-- AVAILABLE DATA --

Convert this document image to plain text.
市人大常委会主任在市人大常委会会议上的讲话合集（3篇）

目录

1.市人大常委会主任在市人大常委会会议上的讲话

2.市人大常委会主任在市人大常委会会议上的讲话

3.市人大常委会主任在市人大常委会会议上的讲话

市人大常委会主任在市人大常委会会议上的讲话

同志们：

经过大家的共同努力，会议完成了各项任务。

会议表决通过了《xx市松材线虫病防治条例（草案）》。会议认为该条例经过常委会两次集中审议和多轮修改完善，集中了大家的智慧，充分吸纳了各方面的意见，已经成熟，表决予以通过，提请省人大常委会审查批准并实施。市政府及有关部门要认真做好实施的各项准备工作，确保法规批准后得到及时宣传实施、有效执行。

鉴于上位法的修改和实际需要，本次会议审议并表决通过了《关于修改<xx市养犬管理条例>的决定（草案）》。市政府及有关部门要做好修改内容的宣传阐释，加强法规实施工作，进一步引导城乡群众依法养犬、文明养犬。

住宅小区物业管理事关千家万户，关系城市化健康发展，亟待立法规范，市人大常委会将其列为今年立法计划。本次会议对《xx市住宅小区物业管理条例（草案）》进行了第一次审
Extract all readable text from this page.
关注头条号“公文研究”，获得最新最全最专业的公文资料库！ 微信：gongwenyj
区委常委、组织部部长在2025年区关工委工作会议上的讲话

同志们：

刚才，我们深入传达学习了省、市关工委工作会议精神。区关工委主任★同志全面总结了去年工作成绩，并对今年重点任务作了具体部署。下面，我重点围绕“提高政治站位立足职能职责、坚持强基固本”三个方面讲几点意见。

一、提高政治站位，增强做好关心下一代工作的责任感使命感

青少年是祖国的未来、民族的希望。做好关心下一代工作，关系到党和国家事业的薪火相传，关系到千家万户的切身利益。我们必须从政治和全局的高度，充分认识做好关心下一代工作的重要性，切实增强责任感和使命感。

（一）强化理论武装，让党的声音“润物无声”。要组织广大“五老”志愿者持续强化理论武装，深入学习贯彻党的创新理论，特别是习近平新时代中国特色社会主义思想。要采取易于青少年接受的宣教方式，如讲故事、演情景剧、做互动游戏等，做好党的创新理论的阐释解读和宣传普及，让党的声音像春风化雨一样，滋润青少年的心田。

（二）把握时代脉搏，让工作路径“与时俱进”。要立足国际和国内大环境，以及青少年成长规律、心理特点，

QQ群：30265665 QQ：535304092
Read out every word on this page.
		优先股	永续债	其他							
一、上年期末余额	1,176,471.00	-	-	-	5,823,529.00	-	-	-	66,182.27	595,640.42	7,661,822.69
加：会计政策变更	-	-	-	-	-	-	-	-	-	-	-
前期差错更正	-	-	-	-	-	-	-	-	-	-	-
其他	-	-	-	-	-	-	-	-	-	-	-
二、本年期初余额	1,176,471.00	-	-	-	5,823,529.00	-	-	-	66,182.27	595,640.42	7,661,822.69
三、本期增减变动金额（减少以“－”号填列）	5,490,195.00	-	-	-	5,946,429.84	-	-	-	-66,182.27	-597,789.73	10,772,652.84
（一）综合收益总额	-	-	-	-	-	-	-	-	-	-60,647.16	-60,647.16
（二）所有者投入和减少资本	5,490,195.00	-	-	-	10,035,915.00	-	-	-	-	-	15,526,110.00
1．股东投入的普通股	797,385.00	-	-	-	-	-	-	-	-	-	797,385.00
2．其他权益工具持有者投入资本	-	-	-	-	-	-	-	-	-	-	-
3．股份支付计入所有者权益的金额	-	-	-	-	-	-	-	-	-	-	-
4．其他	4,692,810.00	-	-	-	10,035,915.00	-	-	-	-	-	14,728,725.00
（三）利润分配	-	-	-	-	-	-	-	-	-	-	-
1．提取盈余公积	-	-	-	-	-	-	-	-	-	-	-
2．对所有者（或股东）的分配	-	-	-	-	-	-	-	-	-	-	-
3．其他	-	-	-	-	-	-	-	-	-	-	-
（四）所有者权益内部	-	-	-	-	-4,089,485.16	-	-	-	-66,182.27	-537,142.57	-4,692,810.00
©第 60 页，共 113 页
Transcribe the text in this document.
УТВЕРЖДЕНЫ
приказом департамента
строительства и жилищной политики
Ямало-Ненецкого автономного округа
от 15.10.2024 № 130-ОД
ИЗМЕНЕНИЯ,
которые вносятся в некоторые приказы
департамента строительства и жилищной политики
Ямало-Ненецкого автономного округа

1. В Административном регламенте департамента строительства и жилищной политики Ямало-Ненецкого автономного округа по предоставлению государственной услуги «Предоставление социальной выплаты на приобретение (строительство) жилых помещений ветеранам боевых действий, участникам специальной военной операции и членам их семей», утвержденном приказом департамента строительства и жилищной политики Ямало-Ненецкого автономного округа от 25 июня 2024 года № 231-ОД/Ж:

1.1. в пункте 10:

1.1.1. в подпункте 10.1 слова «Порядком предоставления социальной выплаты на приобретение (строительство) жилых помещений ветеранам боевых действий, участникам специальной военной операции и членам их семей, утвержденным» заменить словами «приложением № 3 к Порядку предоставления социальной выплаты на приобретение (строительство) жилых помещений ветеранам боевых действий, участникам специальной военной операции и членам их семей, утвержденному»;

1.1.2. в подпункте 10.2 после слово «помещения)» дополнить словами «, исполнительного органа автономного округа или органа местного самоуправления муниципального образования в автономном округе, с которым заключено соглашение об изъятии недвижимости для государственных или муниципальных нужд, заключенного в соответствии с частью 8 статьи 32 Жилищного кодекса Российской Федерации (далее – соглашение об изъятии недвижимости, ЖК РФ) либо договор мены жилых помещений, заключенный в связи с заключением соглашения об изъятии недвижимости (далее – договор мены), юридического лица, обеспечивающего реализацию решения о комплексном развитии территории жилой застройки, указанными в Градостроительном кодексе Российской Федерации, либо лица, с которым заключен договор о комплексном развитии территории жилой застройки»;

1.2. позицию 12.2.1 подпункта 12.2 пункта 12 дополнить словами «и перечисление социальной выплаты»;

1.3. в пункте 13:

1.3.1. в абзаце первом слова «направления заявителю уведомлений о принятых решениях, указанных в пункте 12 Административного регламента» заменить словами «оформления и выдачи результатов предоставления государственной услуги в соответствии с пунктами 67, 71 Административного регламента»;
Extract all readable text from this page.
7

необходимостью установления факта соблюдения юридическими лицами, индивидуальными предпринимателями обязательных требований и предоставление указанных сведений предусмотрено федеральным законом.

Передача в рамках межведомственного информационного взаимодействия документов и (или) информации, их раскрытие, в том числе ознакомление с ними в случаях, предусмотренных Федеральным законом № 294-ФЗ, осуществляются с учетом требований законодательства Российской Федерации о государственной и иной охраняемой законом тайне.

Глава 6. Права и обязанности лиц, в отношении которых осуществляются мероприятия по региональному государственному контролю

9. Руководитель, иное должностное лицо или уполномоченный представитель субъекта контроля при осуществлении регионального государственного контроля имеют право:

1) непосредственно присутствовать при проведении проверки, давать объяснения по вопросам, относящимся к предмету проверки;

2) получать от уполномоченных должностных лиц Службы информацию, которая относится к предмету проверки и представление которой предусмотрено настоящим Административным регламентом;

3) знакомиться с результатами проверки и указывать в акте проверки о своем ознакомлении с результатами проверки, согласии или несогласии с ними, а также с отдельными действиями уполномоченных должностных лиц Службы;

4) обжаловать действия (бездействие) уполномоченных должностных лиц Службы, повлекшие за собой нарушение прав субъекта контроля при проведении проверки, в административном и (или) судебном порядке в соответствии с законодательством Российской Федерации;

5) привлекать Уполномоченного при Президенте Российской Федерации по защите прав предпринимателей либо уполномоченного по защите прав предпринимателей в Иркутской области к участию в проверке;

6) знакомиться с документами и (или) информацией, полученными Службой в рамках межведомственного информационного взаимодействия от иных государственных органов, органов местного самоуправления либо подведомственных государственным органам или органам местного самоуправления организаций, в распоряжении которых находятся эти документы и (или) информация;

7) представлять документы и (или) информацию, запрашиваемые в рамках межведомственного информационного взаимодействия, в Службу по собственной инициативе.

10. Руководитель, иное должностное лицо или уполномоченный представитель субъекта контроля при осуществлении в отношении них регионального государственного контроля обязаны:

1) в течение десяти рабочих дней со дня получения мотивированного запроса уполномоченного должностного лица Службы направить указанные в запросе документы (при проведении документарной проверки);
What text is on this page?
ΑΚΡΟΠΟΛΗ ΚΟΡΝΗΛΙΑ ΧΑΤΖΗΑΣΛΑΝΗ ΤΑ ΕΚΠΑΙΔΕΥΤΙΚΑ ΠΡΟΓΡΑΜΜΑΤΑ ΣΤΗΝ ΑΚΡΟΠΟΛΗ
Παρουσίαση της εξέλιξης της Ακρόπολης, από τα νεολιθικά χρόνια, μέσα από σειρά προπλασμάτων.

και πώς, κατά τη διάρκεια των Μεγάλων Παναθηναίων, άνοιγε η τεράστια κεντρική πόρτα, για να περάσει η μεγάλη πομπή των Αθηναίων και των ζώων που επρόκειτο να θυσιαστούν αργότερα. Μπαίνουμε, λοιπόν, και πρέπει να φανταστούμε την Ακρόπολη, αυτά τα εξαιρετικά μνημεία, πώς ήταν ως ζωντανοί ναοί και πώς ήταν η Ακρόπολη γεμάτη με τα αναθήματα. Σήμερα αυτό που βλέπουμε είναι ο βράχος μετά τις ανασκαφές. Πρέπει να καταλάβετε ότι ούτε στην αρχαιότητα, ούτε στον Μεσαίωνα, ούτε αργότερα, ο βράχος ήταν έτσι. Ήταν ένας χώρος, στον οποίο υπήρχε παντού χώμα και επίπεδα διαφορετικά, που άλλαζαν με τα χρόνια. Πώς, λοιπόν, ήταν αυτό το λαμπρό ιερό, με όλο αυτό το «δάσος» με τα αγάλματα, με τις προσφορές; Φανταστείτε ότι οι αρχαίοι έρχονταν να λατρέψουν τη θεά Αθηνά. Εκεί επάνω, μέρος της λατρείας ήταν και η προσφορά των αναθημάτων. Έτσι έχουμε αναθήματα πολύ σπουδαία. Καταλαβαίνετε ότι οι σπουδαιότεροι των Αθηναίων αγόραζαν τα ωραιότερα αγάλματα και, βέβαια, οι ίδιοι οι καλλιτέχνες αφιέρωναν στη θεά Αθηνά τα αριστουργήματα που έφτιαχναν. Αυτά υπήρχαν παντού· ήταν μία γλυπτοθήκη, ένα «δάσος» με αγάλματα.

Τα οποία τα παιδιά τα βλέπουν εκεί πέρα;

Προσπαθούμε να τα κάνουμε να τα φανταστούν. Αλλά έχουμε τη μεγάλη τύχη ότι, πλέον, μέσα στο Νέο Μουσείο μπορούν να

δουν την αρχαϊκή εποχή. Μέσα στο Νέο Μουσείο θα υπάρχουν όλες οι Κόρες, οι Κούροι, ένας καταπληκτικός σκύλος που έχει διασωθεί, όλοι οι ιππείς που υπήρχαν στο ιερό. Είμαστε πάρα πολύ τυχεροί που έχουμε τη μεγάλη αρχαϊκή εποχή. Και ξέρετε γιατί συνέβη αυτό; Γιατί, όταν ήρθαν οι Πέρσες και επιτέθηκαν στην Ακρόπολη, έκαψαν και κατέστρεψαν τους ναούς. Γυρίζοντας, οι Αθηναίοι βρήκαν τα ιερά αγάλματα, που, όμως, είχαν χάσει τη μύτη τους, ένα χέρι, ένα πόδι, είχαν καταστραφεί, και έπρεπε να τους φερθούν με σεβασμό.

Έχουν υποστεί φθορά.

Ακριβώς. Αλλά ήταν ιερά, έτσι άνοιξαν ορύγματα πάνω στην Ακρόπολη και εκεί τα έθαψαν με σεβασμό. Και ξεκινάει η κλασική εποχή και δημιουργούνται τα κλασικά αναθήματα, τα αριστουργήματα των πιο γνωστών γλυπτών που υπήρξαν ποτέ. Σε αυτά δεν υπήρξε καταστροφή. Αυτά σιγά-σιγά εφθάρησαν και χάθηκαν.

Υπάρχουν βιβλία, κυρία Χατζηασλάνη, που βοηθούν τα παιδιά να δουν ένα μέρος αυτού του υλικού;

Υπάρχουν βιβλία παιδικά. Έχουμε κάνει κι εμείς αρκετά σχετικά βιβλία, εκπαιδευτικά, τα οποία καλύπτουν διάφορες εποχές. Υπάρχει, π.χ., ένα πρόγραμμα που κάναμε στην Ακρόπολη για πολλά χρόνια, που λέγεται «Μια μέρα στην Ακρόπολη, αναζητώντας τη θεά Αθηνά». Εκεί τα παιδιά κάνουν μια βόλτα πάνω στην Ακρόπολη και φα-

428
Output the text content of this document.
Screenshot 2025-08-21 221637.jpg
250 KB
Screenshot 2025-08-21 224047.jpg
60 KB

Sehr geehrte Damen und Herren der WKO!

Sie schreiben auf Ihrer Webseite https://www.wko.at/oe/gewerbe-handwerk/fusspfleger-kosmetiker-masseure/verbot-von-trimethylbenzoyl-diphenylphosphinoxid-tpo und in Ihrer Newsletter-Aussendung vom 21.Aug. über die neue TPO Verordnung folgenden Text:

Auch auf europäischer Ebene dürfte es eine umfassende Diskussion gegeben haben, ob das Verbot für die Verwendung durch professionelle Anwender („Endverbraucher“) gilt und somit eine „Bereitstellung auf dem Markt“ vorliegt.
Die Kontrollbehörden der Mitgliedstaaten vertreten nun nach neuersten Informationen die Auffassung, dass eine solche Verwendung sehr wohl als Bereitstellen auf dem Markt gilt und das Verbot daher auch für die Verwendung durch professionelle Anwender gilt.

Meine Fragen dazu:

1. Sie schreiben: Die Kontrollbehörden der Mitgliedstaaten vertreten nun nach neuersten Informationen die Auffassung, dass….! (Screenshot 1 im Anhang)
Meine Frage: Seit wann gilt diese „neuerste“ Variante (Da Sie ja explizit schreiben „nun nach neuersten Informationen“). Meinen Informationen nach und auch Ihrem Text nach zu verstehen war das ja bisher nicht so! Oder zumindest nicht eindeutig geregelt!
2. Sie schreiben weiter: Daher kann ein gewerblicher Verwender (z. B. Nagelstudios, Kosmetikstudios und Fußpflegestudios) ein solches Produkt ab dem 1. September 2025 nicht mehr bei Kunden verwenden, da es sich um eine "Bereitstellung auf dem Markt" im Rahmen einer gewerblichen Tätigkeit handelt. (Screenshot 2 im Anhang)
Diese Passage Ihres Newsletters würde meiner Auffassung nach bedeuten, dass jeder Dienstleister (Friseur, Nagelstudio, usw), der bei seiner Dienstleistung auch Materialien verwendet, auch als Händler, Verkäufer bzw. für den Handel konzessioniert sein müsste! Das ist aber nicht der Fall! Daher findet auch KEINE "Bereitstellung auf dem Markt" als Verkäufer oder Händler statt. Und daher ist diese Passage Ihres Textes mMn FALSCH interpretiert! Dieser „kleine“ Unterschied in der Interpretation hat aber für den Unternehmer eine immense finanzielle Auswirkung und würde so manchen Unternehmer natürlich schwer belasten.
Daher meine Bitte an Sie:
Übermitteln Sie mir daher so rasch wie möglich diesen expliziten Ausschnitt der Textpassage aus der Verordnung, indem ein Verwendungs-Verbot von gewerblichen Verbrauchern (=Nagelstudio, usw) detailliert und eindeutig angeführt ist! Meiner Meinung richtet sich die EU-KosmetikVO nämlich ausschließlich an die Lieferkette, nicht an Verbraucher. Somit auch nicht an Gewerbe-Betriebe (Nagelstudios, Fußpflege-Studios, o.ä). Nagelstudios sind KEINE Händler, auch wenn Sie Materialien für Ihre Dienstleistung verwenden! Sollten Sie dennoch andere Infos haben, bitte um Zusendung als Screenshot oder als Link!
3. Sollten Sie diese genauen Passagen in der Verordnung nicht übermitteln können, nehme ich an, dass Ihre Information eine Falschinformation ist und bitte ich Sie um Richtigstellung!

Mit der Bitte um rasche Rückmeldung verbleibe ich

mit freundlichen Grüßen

-- TASK BRIEF --
Locate the string "иное" in the listing above and copy every line where it occurs.

-- FINISHED ANSWER --
9. Руководитель, иное должностное лицо или уполномоченный представитель субъекта контроля при осуществлении регионального государственного контроля имеют право:
10. Руководитель, иное должностное лицо или уполномоченный представитель субъекта контроля при осуществлении в отношении них регионального государственного контроля обязаны:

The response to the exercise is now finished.